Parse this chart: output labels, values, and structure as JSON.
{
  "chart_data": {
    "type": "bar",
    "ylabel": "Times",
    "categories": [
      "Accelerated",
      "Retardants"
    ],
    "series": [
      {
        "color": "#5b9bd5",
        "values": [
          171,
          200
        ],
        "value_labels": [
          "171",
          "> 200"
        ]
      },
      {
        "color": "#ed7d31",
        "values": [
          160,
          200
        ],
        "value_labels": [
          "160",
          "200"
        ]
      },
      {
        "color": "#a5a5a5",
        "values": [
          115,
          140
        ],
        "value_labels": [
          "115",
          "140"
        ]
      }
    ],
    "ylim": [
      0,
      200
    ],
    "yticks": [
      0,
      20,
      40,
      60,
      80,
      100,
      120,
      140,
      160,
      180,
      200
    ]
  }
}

## What the task requires:
Every line of the records above needs to be given again exactly.

## Output of the task:
Parse this chart: output labels, values, and structure as JSON.
{
  "chart_data": {
    "type": "bar",
    "ylabel": "Times",
    "categories": [
      "Accelerated",
      "Retardants"
    ],
    "series": [
      {
        "color": "#5b9bd5",
        "values": [
          171,
          200
        ],
        "value_labels": [
          "171",
          "> 200"
        ]
      },
      {
        "color": "#ed7d31",
        "values": [
          160,
          200
        ],
        "value_labels": [
          "160",
          "200"
        ]
      },
      {
        "color": "#a5a5a5",
        "values": [
          115,
          140
        ],
        "value_labels": [
          "115",
          "140"
        ]
      }
    ],
    "ylim": [
      0,
      200
    ],
    "yticks": [
      0,
      20,
      40,
      60,
      80,
      100,
      120,
      140,
      160,
      180,
      200
    ]
  }
}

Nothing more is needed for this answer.